▶ WHAT THE EXERCISE ASKS
Copy out the lines that have "this" in them.

[Figure record listings]
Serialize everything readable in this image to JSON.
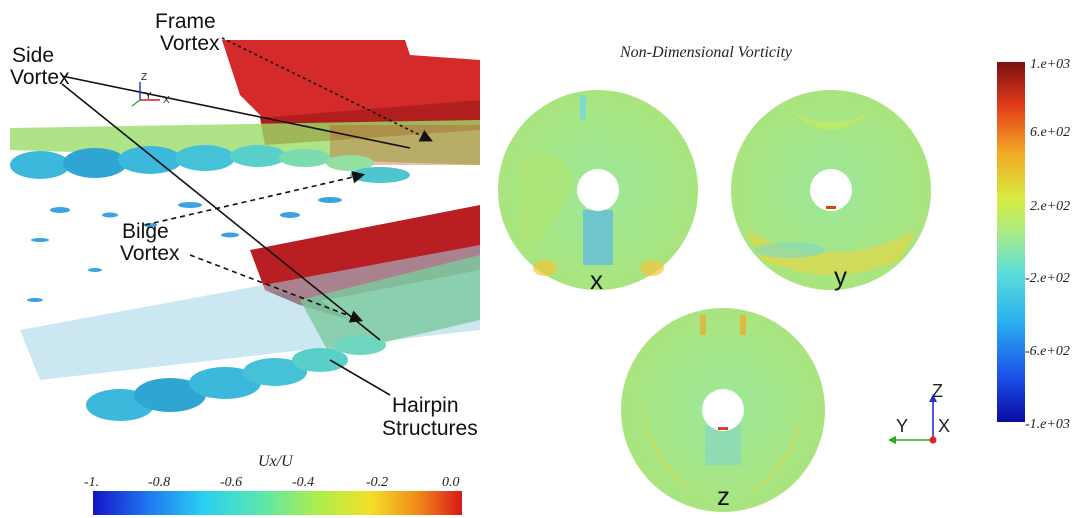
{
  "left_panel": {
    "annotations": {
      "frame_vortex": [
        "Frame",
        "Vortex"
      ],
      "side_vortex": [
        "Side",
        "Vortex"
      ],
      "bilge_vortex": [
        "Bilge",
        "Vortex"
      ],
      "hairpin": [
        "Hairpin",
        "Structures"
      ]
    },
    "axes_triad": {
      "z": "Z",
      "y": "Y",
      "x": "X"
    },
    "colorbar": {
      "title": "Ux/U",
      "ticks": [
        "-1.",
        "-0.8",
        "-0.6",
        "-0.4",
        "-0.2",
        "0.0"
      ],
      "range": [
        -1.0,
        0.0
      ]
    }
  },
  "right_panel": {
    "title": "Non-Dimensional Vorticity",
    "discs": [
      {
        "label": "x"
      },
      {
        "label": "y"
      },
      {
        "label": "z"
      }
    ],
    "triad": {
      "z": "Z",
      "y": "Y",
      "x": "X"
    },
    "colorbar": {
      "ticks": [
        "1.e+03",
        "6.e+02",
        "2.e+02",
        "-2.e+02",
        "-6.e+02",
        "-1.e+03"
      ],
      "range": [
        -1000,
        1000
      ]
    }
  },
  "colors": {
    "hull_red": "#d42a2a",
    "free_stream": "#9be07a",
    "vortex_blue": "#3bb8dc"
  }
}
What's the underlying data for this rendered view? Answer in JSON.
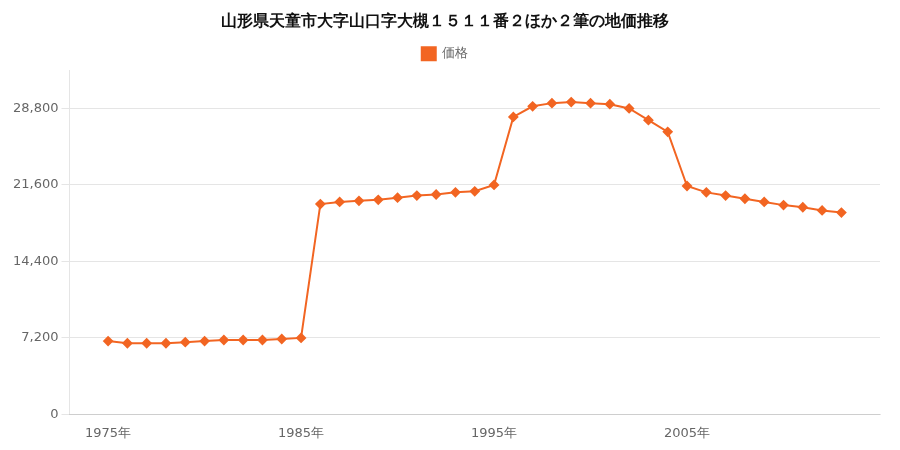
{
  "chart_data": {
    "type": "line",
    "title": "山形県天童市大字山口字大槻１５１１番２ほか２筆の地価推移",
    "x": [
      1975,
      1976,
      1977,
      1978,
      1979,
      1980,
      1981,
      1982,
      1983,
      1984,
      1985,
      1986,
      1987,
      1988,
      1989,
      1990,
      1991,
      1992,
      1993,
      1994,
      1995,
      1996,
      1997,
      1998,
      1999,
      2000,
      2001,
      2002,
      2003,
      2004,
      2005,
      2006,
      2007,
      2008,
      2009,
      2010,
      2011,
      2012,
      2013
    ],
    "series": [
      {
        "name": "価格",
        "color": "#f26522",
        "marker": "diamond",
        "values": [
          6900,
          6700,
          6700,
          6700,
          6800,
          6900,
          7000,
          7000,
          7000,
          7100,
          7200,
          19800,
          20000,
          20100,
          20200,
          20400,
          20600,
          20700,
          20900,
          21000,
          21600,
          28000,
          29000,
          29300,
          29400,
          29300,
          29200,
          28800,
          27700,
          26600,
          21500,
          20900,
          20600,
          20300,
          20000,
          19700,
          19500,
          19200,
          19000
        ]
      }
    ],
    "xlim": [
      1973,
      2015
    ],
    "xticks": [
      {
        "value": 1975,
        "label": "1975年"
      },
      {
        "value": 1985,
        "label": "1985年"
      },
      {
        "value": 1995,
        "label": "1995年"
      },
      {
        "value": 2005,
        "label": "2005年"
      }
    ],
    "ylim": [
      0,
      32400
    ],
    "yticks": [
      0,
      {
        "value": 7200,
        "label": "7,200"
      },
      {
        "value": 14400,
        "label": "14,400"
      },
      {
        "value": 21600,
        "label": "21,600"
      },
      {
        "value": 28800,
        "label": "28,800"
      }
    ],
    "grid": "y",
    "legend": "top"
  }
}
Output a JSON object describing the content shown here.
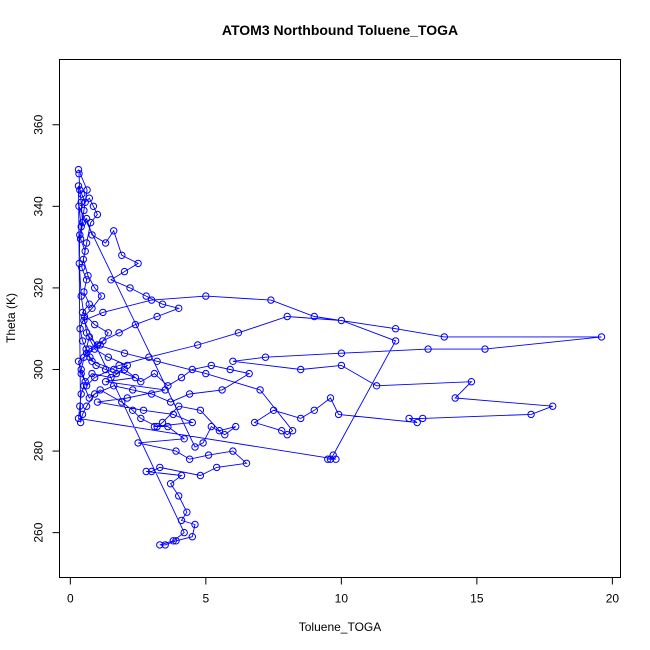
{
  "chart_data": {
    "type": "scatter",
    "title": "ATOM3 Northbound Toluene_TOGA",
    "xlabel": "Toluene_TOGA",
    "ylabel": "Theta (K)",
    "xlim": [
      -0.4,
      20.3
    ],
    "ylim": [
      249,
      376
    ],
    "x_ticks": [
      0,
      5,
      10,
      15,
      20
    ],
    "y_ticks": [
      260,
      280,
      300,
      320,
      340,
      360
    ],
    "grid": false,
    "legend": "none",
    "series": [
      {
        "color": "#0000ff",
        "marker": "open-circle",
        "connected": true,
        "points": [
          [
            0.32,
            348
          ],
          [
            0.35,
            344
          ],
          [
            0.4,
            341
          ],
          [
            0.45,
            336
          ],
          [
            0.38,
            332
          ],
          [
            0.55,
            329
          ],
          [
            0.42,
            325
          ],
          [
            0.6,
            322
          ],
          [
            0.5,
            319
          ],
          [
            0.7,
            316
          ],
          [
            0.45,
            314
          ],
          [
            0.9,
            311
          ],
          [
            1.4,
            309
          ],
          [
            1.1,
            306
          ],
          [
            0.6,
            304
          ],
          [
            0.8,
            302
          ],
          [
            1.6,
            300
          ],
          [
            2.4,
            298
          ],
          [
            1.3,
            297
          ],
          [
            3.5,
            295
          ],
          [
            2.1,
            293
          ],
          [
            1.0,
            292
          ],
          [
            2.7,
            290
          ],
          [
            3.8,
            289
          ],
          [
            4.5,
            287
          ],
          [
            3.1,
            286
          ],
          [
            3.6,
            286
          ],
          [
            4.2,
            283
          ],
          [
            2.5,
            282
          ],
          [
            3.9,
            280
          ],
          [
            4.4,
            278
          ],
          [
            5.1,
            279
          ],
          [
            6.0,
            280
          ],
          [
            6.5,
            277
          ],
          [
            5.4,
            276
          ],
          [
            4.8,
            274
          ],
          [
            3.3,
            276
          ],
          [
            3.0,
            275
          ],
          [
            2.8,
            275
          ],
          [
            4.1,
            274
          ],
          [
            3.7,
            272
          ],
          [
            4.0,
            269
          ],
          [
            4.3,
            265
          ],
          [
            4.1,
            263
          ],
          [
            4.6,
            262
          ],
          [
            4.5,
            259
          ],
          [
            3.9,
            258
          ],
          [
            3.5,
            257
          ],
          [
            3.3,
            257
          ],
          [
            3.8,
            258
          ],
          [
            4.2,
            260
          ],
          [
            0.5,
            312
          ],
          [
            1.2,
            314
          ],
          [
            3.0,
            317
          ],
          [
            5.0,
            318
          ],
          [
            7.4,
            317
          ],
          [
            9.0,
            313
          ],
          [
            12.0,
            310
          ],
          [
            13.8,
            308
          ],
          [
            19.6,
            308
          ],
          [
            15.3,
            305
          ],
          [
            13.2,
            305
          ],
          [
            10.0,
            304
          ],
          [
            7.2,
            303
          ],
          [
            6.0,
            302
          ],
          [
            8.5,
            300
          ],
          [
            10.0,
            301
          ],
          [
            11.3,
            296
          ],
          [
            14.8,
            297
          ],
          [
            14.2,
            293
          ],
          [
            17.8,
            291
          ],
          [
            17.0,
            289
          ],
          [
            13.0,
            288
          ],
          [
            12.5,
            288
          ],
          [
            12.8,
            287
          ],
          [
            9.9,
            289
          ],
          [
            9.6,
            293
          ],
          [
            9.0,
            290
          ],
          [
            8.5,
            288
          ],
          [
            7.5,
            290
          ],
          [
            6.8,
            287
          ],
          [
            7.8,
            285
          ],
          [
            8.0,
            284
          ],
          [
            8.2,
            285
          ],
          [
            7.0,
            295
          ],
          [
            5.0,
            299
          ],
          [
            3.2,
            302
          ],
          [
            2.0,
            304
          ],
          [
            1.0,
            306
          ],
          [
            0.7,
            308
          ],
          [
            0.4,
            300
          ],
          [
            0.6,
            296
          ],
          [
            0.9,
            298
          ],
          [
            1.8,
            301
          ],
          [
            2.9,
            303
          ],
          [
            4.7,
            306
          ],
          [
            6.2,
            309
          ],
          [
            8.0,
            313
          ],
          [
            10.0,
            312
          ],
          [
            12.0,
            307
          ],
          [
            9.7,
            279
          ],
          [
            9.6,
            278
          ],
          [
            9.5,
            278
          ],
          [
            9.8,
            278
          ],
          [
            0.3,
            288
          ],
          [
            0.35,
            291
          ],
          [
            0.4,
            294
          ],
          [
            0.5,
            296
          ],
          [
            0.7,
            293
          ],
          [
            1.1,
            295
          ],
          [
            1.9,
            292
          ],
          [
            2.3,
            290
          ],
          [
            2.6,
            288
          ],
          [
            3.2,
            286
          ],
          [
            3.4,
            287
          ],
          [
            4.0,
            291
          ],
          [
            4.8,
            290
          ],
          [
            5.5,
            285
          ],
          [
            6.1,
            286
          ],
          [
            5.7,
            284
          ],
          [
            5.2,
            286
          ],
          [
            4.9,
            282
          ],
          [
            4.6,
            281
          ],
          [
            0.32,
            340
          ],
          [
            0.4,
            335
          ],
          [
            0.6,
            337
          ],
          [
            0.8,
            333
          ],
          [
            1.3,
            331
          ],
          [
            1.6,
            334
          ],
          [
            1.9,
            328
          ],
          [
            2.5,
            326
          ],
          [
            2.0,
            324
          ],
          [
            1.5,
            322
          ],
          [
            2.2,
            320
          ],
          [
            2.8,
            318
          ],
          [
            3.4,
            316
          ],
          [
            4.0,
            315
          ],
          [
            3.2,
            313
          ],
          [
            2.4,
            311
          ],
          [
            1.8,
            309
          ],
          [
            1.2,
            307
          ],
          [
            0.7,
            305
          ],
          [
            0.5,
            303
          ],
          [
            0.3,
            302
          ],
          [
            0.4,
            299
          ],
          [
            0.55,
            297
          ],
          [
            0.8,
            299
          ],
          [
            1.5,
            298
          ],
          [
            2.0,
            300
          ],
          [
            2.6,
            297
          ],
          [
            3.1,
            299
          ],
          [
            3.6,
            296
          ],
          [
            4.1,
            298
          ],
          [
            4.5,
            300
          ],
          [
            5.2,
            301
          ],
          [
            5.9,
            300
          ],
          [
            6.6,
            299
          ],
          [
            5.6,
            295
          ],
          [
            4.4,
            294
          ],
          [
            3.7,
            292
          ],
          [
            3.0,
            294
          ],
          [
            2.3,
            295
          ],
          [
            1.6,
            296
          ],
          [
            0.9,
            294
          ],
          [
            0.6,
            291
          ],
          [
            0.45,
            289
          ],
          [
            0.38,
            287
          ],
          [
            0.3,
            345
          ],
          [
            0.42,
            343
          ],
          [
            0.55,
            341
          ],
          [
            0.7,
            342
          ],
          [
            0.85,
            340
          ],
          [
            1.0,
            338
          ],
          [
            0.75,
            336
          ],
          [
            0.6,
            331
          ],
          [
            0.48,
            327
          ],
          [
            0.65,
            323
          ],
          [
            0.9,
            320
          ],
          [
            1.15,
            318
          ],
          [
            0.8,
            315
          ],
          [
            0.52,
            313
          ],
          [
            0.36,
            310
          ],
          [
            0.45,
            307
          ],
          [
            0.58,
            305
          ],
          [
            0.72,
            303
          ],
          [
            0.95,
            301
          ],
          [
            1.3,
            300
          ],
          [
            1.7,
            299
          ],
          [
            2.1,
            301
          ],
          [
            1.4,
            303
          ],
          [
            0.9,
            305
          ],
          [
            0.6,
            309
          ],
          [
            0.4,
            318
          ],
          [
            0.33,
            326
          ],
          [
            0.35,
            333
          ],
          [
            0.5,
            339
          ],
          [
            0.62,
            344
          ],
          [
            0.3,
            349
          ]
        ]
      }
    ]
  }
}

▶ RESPONSE
Serialize everything readable in this image to JSON.
What's the underlying data for this rendered view? Answer in JSON.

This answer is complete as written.